Records for the task:
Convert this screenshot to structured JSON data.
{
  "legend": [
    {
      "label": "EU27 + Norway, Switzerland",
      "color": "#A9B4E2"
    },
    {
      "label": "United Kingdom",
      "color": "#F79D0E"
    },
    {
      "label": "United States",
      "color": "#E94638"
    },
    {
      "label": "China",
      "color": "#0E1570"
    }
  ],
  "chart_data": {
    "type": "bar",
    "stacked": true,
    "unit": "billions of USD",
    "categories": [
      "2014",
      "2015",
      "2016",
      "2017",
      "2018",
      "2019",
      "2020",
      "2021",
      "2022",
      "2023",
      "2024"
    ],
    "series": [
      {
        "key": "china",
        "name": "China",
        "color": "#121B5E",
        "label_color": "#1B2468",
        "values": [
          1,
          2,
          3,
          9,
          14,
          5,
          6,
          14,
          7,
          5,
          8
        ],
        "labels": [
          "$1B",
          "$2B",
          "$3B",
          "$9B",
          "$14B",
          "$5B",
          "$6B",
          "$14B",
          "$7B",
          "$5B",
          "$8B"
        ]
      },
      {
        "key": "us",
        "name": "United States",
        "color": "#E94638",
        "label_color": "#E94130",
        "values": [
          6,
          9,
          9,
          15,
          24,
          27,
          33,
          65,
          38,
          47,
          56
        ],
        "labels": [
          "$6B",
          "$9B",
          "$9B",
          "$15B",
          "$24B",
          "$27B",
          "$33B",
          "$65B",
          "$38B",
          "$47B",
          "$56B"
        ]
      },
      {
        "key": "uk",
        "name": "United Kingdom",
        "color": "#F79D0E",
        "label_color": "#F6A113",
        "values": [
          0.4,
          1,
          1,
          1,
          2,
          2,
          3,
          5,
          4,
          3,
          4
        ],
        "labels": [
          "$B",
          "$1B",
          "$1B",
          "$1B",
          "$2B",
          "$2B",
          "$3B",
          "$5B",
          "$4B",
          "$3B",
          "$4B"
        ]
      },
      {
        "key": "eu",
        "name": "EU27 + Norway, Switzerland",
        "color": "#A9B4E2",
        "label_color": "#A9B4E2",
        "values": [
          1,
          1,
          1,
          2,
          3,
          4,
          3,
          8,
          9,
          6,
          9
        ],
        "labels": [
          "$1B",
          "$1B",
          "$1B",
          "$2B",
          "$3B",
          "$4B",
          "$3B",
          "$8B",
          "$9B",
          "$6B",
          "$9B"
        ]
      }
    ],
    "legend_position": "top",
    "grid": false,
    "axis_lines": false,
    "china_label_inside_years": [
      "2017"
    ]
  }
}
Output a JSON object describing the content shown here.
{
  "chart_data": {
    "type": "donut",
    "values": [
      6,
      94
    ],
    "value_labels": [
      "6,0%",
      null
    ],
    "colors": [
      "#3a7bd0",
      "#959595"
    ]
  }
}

Directive:
From the line containing "Output a JSON" down to the final line of the data, write out every line exactly; both the first and last of these belong in your answer, and nothing else does.

Solution for this exercise:
Output a JSON object describing the content shown here.
{
  "chart_data": {
    "type": "donut",
    "values": [
      6,
      94
    ],
    "value_labels": [
      "6,0%",
      null
    ],
    "colors": [
      "#3a7bd0",
      "#959595"
    ]
  }
}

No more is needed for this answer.